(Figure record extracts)
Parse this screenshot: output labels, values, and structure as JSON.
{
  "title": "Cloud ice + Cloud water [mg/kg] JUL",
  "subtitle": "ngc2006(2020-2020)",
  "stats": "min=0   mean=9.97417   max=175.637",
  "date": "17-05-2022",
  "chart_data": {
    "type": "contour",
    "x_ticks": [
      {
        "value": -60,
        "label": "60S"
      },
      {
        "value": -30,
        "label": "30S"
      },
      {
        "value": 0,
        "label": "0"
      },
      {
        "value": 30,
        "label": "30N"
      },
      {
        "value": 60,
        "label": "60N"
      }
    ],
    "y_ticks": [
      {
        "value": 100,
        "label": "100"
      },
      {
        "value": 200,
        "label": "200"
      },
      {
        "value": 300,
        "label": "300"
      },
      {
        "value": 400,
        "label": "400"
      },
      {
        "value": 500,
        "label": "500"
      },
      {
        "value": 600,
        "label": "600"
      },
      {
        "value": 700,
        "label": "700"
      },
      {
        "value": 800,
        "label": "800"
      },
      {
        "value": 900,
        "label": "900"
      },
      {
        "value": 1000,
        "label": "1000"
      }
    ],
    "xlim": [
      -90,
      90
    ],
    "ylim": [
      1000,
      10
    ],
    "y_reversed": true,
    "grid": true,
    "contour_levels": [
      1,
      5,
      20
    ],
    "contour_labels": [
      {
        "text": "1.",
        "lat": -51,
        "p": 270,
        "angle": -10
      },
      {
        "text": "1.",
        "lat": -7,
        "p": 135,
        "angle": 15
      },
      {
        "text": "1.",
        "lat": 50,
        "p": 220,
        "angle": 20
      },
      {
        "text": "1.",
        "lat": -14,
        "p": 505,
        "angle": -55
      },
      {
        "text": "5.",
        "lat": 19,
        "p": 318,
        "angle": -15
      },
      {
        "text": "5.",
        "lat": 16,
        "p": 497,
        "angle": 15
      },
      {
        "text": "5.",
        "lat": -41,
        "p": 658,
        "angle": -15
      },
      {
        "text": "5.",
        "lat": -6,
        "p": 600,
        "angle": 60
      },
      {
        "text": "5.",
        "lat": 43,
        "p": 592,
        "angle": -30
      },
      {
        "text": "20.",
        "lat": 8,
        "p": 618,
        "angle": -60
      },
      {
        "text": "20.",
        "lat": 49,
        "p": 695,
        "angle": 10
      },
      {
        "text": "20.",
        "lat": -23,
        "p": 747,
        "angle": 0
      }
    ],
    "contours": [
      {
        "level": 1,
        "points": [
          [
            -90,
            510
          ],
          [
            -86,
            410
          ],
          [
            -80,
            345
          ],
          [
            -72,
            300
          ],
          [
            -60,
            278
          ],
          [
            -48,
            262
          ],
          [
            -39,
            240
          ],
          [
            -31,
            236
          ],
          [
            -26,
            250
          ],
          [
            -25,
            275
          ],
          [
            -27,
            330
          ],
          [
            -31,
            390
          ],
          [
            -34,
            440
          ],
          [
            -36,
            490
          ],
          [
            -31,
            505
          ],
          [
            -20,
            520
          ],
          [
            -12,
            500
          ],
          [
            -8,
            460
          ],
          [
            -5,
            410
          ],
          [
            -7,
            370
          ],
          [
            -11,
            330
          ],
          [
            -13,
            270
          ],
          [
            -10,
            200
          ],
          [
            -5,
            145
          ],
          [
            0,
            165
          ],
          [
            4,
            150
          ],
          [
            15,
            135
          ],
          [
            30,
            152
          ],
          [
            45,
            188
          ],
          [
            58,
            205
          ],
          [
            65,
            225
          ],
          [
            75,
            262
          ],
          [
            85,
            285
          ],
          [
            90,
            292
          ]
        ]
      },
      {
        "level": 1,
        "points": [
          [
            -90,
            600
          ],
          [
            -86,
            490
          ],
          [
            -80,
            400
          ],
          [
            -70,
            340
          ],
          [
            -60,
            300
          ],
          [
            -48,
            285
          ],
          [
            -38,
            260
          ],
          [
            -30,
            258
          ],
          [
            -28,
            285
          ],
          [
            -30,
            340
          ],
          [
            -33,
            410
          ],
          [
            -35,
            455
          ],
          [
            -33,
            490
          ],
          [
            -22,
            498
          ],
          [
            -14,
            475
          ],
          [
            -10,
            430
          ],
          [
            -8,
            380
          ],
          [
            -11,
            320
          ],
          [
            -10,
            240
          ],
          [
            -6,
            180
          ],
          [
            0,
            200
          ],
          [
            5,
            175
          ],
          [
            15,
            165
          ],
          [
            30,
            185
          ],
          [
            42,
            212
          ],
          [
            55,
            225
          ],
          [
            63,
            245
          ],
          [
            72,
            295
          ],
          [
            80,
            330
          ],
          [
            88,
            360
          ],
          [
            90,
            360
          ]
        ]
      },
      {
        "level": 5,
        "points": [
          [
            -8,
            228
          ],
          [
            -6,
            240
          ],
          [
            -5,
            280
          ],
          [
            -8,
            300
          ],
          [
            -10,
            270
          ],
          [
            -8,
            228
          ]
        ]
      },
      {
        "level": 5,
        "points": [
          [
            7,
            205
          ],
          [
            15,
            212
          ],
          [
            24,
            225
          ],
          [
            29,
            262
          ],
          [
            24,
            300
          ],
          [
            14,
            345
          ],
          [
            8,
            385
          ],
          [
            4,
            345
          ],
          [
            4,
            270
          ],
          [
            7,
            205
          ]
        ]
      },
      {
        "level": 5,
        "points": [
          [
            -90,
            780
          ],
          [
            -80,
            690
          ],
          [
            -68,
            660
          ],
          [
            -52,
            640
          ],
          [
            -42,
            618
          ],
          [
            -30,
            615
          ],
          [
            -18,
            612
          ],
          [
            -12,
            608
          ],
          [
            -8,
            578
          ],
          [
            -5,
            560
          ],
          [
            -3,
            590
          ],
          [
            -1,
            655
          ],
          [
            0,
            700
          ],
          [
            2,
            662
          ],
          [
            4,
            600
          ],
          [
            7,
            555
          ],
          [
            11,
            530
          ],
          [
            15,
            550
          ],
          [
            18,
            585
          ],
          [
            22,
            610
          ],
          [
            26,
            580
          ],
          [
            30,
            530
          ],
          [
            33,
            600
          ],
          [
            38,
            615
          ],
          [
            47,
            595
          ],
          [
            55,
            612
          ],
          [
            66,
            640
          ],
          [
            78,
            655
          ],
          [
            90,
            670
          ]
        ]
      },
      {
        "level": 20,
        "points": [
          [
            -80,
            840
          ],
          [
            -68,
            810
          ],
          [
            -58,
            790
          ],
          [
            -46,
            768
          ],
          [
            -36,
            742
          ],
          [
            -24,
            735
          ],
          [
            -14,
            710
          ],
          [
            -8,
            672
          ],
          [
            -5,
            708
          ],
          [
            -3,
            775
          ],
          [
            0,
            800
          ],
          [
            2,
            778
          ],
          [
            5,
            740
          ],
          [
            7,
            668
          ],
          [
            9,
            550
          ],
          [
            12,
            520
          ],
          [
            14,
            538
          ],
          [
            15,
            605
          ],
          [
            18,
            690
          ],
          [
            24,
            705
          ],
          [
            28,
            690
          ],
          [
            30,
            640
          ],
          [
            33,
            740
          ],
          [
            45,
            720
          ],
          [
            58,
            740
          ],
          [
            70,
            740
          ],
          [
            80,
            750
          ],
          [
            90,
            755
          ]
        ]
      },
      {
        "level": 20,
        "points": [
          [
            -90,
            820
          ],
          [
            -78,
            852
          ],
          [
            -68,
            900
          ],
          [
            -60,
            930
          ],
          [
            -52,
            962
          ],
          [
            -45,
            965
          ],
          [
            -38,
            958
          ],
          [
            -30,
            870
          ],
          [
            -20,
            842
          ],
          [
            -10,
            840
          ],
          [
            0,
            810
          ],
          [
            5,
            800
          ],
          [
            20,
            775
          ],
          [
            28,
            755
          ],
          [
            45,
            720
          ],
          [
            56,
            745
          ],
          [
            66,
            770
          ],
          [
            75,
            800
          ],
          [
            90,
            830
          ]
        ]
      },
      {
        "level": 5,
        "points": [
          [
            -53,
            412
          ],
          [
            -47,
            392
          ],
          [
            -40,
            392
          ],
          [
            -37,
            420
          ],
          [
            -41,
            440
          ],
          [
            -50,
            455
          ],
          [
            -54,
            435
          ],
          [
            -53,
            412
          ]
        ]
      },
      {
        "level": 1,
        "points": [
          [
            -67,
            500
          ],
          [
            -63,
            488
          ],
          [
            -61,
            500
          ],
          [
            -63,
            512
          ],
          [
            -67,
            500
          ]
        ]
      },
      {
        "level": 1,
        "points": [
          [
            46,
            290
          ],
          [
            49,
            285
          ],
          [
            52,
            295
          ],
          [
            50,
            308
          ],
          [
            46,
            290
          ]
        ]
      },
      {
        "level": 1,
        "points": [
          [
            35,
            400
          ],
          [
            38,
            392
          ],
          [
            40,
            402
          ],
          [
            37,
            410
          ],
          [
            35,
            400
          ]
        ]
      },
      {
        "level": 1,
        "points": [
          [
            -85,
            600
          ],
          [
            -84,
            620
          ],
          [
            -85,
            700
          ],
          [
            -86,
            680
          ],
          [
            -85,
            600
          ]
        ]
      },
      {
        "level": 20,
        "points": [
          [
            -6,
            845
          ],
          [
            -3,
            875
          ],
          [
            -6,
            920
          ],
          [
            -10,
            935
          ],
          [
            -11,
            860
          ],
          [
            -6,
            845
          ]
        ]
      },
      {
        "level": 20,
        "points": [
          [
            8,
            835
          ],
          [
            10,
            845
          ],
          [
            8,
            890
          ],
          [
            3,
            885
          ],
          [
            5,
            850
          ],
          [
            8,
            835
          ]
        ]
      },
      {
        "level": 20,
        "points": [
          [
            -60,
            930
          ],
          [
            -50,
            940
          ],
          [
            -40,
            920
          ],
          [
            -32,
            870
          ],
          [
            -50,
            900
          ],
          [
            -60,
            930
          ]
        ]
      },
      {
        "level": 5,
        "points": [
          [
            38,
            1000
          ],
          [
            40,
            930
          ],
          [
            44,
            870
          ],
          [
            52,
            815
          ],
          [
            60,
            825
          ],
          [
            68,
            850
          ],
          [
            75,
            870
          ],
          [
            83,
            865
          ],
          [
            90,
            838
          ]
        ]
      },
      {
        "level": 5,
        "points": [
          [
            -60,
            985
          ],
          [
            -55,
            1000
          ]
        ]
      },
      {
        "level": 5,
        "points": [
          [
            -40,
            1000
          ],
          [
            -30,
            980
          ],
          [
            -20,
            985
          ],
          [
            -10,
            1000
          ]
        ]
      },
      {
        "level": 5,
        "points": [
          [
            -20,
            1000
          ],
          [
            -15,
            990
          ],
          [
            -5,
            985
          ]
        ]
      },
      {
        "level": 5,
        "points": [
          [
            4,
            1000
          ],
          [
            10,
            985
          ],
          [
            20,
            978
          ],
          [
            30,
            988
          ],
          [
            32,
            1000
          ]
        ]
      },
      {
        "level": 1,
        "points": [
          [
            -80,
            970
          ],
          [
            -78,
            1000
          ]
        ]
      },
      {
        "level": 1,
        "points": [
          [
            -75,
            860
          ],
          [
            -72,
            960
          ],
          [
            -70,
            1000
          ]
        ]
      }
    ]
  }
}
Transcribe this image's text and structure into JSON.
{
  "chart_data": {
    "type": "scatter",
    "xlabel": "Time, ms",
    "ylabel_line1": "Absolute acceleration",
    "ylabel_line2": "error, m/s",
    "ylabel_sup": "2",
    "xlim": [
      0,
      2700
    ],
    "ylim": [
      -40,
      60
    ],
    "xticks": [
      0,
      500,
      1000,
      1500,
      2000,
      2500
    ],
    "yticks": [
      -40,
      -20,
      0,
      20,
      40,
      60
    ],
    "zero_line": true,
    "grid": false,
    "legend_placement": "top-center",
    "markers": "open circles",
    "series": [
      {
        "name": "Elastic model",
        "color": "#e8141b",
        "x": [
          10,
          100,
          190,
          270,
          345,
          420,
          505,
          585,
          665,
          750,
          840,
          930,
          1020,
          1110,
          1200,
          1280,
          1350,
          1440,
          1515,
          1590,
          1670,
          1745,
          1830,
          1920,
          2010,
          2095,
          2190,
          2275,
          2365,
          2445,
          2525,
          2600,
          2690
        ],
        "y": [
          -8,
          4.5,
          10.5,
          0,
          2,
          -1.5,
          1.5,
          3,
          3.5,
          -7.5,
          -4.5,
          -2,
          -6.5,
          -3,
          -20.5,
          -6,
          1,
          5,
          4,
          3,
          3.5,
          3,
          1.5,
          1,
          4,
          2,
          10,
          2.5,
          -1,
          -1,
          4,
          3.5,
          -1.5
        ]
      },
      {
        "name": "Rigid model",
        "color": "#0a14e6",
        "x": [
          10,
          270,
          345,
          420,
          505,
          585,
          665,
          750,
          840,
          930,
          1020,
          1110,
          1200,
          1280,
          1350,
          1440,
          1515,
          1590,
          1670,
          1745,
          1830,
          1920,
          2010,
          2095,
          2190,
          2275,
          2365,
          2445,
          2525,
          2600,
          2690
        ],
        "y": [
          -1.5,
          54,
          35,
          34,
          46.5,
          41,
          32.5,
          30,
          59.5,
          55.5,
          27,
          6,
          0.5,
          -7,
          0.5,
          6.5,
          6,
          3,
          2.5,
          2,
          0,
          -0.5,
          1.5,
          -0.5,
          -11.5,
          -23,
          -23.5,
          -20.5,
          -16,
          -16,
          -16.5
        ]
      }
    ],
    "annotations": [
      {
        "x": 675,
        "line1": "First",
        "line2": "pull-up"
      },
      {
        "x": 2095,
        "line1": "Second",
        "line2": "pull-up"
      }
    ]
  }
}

* [Task requirements]
Show all lines above holding "this".

* [Complete answer]
Parse this screenshot: output labels, values, and structure as JSON.
Transcribe this image's text and structure into JSON.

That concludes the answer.